→ Excerpted records

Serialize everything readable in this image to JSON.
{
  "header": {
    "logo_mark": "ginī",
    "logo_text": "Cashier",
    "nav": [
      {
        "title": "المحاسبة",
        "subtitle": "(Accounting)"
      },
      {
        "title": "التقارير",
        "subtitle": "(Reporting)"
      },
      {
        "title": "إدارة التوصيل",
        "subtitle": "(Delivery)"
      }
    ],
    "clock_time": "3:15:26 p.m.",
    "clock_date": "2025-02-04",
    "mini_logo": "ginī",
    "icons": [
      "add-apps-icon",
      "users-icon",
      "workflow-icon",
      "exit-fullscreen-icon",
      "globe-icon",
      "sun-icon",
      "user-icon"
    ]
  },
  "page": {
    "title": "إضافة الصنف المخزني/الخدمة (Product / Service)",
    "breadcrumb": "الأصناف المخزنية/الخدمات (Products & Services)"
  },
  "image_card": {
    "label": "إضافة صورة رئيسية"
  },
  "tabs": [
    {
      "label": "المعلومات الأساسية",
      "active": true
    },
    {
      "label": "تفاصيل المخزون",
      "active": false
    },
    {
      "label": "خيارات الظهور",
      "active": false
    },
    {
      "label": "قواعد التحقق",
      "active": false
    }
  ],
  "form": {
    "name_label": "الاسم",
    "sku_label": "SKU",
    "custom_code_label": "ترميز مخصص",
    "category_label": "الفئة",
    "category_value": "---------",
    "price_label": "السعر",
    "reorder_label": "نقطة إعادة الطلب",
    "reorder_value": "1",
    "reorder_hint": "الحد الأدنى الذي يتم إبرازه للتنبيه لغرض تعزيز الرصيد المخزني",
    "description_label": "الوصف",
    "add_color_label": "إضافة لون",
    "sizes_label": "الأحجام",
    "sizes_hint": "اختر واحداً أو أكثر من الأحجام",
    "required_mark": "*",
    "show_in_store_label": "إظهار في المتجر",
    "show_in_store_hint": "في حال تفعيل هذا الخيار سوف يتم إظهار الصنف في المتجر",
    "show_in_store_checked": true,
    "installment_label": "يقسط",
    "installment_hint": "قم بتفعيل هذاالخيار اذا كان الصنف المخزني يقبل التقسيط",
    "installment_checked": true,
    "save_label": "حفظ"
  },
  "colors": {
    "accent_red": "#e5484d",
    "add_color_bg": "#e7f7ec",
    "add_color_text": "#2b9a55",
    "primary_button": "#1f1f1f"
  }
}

→ What the task asks
Transcribe the material exactly as it reads.

→ Finished exercise
Serialize everything readable in this image to JSON.
{
  "header": {
    "logo_mark": "ginī",
    "logo_text": "Cashier",
    "nav": [
      {
        "title": "المحاسبة",
        "subtitle": "(Accounting)"
      },
      {
        "title": "التقارير",
        "subtitle": "(Reporting)"
      },
      {
        "title": "إدارة التوصيل",
        "subtitle": "(Delivery)"
      }
    ],
    "clock_time": "3:15:26 p.m.",
    "clock_date": "2025-02-04",
    "mini_logo": "ginī",
    "icons": [
      "add-apps-icon",
      "users-icon",
      "workflow-icon",
      "exit-fullscreen-icon",
      "globe-icon",
      "sun-icon",
      "user-icon"
    ]
  },
  "page": {
    "title": "إضافة الصنف المخزني/الخدمة (Product / Service)",
    "breadcrumb": "الأصناف المخزنية/الخدمات (Products & Services)"
  },
  "image_card": {
    "label": "إضافة صورة رئيسية"
  },
  "tabs": [
    {
      "label": "المعلومات الأساسية",
      "active": true
    },
    {
      "label": "تفاصيل المخزون",
      "active": false
    },
    {
      "label": "خيارات الظهور",
      "active": false
    },
    {
      "label": "قواعد التحقق",
      "active": false
    }
  ],
  "form": {
    "name_label": "الاسم",
    "sku_label": "SKU",
    "custom_code_label": "ترميز مخصص",
    "category_label": "الفئة",
    "category_value": "---------",
    "price_label": "السعر",
    "reorder_label": "نقطة إعادة الطلب",
    "reorder_value": "1",
    "reorder_hint": "الحد الأدنى الذي يتم إبرازه للتنبيه لغرض تعزيز الرصيد المخزني",
    "description_label": "الوصف",
    "add_color_label": "إضافة لون",
    "sizes_label": "الأحجام",
    "sizes_hint": "اختر واحداً أو أكثر من الأحجام",
    "required_mark": "*",
    "show_in_store_label": "إظهار في المتجر",
    "show_in_store_hint": "في حال تفعيل هذا الخيار سوف يتم إظهار الصنف في المتجر",
    "show_in_store_checked": true,
    "installment_label": "يقسط",
    "installment_hint": "قم بتفعيل هذاالخيار اذا كان الصنف المخزني يقبل التقسيط",
    "installment_checked": true,
    "save_label": "حفظ"
  },
  "colors": {
    "accent_red": "#e5484d",
    "add_color_bg": "#e7f7ec",
    "add_color_text": "#2b9a55",
    "primary_button": "#1f1f1f"
  }
}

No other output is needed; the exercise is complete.